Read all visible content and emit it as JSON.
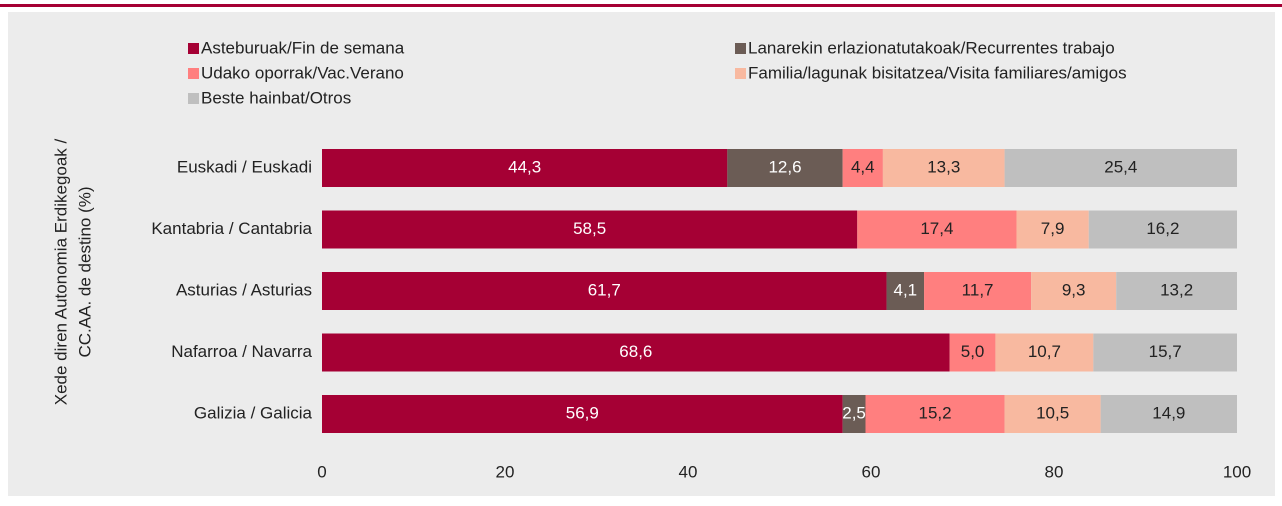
{
  "chart_data": {
    "type": "stacked_bar_horizontal",
    "y_label": [
      "Xede diren Autonomia Erdikegoak /",
      "CC.AA. de destino (%)"
    ],
    "categories": [
      "Euskadi / Euskadi",
      "Kantabria / Cantabria",
      "Asturias / Asturias",
      "Nafarroa / Navarra",
      "Galizia / Galicia"
    ],
    "series": [
      {
        "name": "Asteburuak/Fin de semana",
        "color": "#a50034",
        "label_color": "#ffffff",
        "values": [
          44.3,
          58.5,
          61.7,
          68.6,
          56.9
        ],
        "value_labels": [
          "44,3",
          "58,5",
          "61,7",
          "68,6",
          "56,9"
        ]
      },
      {
        "name": "Lanarekin erlazionatutakoak/Recurrentes trabajo",
        "color": "#6b5c55",
        "label_color": "#ffffff",
        "values": [
          12.6,
          null,
          4.1,
          null,
          2.5
        ],
        "value_labels": [
          "12,6",
          null,
          "4,1",
          null,
          "2,5"
        ]
      },
      {
        "name": "Udako oporrak/Vac.Verano",
        "color": "#ff7f7f",
        "label_color": "#222222",
        "values": [
          4.4,
          17.4,
          11.7,
          5.0,
          15.2
        ],
        "value_labels": [
          "4,4",
          "17,4",
          "11,7",
          "5,0",
          "15,2"
        ]
      },
      {
        "name": "Familia/lagunak bisitatzea/Visita familiares/amigos",
        "color": "#f8b9a0",
        "label_color": "#222222",
        "values": [
          13.3,
          7.9,
          9.3,
          10.7,
          10.5
        ],
        "value_labels": [
          "13,3",
          "7,9",
          "9,3",
          "10,7",
          "10,5"
        ]
      },
      {
        "name": "Beste hainbat/Otros",
        "color": "#bfbfbf",
        "label_color": "#222222",
        "values": [
          25.4,
          16.2,
          13.2,
          15.7,
          14.9
        ],
        "value_labels": [
          "25,4",
          "16,2",
          "13,2",
          "15,7",
          "14,9"
        ]
      }
    ],
    "xlim": [
      0,
      100
    ],
    "xticks": [
      0,
      20,
      40,
      60,
      80,
      100
    ]
  }
}
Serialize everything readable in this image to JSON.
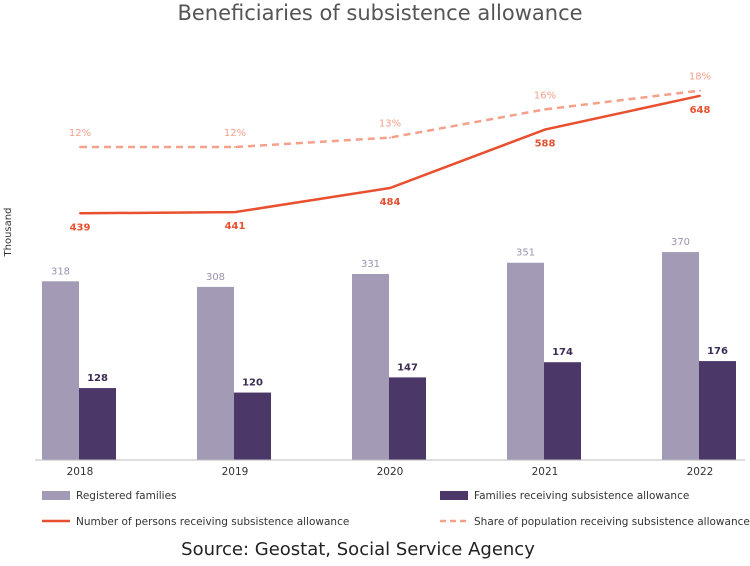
{
  "chart_data": {
    "type": "bar+line",
    "title": "Beneficiaries of subsistence allowance",
    "ylabel": "Thousand",
    "categories": [
      "2018",
      "2019",
      "2020",
      "2021",
      "2022"
    ],
    "series": [
      {
        "name": "Registered families",
        "kind": "bar",
        "values": [
          318,
          308,
          331,
          351,
          370
        ],
        "color": "#a39bb5"
      },
      {
        "name": "Families receiving subsistence allowance",
        "kind": "bar",
        "values": [
          128,
          120,
          147,
          174,
          176
        ],
        "color": "#4b3868"
      },
      {
        "name": "Number of persons receiving subsistence allowance",
        "kind": "line",
        "values": [
          439,
          441,
          484,
          588,
          648
        ],
        "color": "#e8502f"
      },
      {
        "name": "Share of population receiving  subsistence allowance",
        "kind": "dashed-line",
        "unit": "%",
        "values": [
          12,
          12,
          13,
          16,
          18
        ],
        "color": "#f4a08a"
      }
    ],
    "grid": false,
    "legend_placement": "bottom",
    "source": "Source:  Geostat, Social Service Agency"
  }
}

*Aim of the task*. Images in the records should not be copied. Repeat all the rest exactly.

*Written response*.
Read all visible content and emit it as JSON.
{
  "chart_data": {
    "type": "stacked_bar_horizontal",
    "y_label": [
      "Xede diren Autonomia Erdikegoak /",
      "CC.AA. de destino (%)"
    ],
    "categories": [
      "Euskadi / Euskadi",
      "Kantabria / Cantabria",
      "Asturias / Asturias",
      "Nafarroa / Navarra",
      "Galizia / Galicia"
    ],
    "series": [
      {
        "name": "Asteburuak/Fin de semana",
        "color": "#a50034",
        "label_color": "#ffffff",
        "values": [
          44.3,
          58.5,
          61.7,
          68.6,
          56.9
        ],
        "value_labels": [
          "44,3",
          "58,5",
          "61,7",
          "68,6",
          "56,9"
        ]
      },
      {
        "name": "Lanarekin erlazionatutakoak/Recurrentes trabajo",
        "color": "#6b5c55",
        "label_color": "#ffffff",
        "values": [
          12.6,
          null,
          4.1,
          null,
          2.5
        ],
        "value_labels": [
          "12,6",
          null,
          "4,1",
          null,
          "2,5"
        ]
      },
      {
        "name": "Udako oporrak/Vac.Verano",
        "color": "#ff7f7f",
        "label_color": "#222222",
        "values": [
          4.4,
          17.4,
          11.7,
          5.0,
          15.2
        ],
        "value_labels": [
          "4,4",
          "17,4",
          "11,7",
          "5,0",
          "15,2"
        ]
      },
      {
        "name": "Familia/lagunak bisitatzea/Visita familiares/amigos",
        "color": "#f8b9a0",
        "label_color": "#222222",
        "values": [
          13.3,
          7.9,
          9.3,
          10.7,
          10.5
        ],
        "value_labels": [
          "13,3",
          "7,9",
          "9,3",
          "10,7",
          "10,5"
        ]
      },
      {
        "name": "Beste hainbat/Otros",
        "color": "#bfbfbf",
        "label_color": "#222222",
        "values": [
          25.4,
          16.2,
          13.2,
          15.7,
          14.9
        ],
        "value_labels": [
          "25,4",
          "16,2",
          "13,2",
          "15,7",
          "14,9"
        ]
      }
    ],
    "xlim": [
      0,
      100
    ],
    "xticks": [
      0,
      20,
      40,
      60,
      80,
      100
    ]
  }
}
Serialize everything readable in this image to JSON.
{
  "chart_data": {
    "type": "bar+line",
    "title": "Beneficiaries of subsistence allowance",
    "ylabel": "Thousand",
    "categories": [
      "2018",
      "2019",
      "2020",
      "2021",
      "2022"
    ],
    "series": [
      {
        "name": "Registered families",
        "kind": "bar",
        "values": [
          318,
          308,
          331,
          351,
          370
        ],
        "color": "#a39bb5"
      },
      {
        "name": "Families receiving subsistence allowance",
        "kind": "bar",
        "values": [
          128,
          120,
          147,
          174,
          176
        ],
        "color": "#4b3868"
      },
      {
        "name": "Number of persons receiving subsistence allowance",
        "kind": "line",
        "values": [
          439,
          441,
          484,
          588,
          648
        ],
        "color": "#e8502f"
      },
      {
        "name": "Share of population receiving  subsistence allowance",
        "kind": "dashed-line",
        "unit": "%",
        "values": [
          12,
          12,
          13,
          16,
          18
        ],
        "color": "#f4a08a"
      }
    ],
    "grid": false,
    "legend_placement": "bottom",
    "source": "Source:  Geostat, Social Service Agency"
  }
}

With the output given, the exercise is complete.